Return each line containing "surface".

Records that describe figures
+===+

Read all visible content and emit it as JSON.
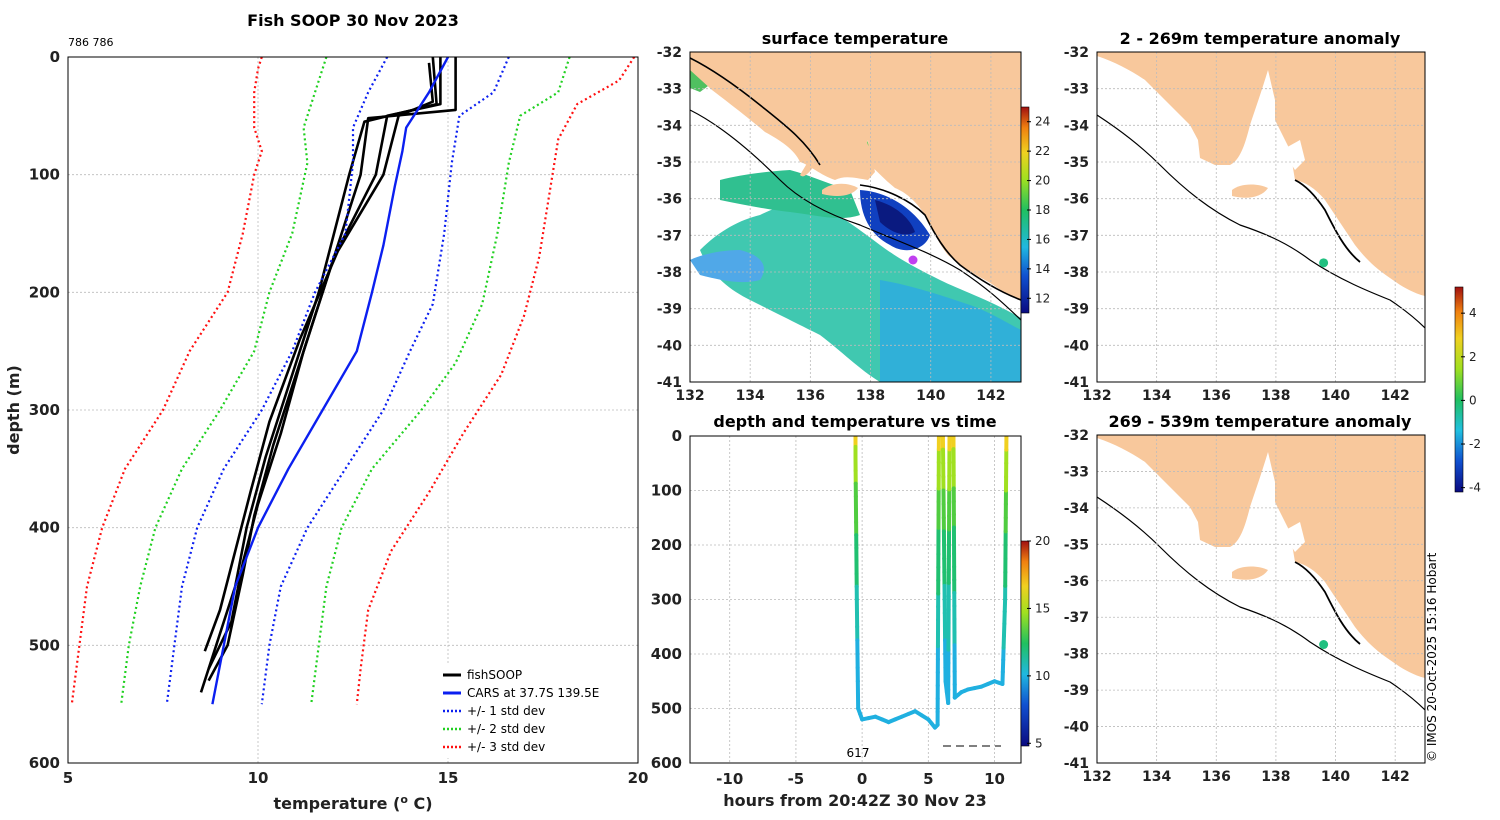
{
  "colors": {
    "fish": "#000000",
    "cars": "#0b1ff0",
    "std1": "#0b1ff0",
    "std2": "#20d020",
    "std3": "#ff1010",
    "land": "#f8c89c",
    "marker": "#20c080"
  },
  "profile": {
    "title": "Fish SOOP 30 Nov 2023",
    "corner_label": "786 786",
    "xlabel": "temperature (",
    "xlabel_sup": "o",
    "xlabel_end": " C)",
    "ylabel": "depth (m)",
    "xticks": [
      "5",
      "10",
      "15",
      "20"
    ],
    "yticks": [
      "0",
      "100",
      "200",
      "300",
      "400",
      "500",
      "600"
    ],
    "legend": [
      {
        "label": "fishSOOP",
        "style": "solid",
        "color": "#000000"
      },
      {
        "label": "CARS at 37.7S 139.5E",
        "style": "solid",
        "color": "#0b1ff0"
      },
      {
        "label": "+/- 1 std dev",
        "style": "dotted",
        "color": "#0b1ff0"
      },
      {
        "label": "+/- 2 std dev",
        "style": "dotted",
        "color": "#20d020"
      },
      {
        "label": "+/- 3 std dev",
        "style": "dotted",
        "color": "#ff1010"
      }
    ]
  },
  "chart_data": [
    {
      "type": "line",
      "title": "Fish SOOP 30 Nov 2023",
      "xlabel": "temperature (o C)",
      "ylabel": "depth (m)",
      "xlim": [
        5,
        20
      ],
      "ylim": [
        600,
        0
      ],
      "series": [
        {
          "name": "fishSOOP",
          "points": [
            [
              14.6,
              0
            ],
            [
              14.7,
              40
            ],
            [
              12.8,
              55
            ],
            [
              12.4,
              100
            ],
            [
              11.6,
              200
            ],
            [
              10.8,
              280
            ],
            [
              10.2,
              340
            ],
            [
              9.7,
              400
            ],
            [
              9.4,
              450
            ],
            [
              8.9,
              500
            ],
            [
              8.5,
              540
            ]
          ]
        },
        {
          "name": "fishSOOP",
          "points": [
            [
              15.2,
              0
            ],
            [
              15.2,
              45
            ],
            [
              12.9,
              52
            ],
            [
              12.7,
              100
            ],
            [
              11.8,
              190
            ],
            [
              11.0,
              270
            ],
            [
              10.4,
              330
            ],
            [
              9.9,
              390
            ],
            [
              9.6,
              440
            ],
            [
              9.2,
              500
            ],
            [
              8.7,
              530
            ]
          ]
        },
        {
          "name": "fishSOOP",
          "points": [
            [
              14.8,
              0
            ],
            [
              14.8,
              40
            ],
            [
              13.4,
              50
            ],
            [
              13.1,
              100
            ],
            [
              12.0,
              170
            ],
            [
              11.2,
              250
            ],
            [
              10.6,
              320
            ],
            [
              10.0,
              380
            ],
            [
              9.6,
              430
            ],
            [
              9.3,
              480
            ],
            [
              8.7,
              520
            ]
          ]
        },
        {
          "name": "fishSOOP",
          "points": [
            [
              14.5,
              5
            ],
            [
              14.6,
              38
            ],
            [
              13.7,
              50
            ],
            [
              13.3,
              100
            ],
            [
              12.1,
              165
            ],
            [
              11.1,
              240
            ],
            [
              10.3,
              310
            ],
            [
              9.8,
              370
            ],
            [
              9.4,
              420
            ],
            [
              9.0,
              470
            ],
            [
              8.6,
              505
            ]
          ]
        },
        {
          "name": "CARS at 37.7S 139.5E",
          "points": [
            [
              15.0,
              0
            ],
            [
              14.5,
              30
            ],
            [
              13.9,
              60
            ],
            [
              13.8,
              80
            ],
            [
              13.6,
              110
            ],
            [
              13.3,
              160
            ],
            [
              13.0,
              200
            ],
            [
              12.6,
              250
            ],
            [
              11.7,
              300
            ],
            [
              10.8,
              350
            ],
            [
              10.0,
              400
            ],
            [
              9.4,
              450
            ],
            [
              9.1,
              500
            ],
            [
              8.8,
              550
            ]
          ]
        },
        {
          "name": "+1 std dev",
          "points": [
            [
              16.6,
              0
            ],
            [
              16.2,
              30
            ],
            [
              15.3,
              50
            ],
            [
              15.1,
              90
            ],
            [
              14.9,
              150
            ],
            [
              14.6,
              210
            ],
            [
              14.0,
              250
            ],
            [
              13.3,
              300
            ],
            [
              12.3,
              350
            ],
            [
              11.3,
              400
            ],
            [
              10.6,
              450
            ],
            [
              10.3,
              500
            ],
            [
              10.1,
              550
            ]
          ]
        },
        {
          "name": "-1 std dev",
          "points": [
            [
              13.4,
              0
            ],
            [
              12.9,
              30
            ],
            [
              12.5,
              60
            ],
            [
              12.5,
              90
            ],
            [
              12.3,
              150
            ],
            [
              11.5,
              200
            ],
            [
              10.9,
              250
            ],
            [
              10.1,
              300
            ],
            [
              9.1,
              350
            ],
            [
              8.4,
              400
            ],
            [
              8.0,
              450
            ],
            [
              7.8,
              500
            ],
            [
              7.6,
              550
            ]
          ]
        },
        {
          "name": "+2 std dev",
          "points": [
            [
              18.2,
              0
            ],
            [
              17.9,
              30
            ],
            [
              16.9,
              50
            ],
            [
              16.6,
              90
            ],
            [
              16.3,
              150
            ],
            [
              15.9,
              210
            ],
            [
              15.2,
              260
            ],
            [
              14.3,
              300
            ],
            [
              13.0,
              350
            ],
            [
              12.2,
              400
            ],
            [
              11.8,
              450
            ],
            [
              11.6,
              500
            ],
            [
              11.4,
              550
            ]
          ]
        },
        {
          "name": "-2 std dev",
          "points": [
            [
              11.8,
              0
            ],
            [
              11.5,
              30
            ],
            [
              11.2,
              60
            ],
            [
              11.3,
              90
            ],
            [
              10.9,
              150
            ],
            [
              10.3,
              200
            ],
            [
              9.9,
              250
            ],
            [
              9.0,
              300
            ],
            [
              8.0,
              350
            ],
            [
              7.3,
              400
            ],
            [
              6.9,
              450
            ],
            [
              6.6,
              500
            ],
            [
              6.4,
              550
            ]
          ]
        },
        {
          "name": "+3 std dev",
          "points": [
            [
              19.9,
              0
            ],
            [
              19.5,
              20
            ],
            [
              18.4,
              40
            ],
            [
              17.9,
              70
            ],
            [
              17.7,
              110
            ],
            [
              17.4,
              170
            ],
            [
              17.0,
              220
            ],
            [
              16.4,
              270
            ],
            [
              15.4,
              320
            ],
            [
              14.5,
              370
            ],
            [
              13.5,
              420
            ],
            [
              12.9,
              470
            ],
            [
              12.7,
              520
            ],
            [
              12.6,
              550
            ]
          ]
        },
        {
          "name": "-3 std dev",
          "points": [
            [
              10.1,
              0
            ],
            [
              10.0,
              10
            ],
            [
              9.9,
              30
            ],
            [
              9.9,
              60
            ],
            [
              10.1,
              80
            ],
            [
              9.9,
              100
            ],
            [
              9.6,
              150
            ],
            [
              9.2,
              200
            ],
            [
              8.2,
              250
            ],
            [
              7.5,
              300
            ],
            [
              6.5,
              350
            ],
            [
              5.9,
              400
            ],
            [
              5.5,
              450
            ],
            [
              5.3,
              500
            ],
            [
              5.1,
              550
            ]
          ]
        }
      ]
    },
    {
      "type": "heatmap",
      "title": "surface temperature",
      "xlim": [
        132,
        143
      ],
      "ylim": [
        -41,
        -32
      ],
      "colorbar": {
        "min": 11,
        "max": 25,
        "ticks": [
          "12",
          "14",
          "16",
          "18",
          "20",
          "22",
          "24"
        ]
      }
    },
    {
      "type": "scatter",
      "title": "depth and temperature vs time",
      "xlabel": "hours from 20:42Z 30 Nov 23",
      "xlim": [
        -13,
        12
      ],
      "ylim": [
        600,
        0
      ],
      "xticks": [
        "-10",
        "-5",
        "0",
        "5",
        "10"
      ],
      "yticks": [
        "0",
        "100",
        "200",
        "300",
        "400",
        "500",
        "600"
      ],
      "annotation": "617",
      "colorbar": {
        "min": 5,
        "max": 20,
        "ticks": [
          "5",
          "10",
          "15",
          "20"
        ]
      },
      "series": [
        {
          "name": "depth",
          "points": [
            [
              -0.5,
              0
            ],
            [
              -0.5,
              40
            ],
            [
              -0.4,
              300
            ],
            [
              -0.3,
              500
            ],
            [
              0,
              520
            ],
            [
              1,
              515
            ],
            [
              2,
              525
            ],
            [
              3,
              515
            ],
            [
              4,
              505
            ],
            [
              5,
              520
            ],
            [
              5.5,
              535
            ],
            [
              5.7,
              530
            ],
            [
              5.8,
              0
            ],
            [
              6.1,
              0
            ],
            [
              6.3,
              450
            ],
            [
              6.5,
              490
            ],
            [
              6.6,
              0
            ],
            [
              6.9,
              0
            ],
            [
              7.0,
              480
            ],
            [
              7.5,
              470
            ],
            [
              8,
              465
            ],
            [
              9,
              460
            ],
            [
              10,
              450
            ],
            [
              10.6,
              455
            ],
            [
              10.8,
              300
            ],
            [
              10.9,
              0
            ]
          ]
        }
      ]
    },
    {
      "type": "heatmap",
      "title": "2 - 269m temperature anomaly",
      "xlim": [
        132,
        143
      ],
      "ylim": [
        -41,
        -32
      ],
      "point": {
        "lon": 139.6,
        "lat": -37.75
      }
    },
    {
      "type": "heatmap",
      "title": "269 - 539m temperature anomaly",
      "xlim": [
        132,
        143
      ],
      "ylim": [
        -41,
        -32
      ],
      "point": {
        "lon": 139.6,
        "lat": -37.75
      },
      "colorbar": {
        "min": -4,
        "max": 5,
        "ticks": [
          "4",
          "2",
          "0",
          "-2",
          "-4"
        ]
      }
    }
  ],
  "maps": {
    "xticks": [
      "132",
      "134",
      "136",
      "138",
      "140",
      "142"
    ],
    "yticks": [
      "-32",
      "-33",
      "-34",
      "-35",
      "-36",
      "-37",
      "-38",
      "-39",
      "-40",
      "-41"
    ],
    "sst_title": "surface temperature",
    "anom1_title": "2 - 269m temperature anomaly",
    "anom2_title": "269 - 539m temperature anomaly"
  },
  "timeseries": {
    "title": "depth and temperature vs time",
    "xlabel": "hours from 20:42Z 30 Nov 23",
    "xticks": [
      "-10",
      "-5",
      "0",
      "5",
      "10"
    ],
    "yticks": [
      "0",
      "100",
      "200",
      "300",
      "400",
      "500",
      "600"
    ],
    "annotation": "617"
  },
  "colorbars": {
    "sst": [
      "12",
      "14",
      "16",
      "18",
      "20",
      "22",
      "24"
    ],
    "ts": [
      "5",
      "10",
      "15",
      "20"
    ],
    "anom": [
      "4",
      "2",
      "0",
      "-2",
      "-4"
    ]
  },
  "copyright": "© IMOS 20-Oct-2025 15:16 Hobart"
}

+===+

▸ **Solution to this exercise**:
      "title": "surface temperature",
    "sst_title": "surface temperature",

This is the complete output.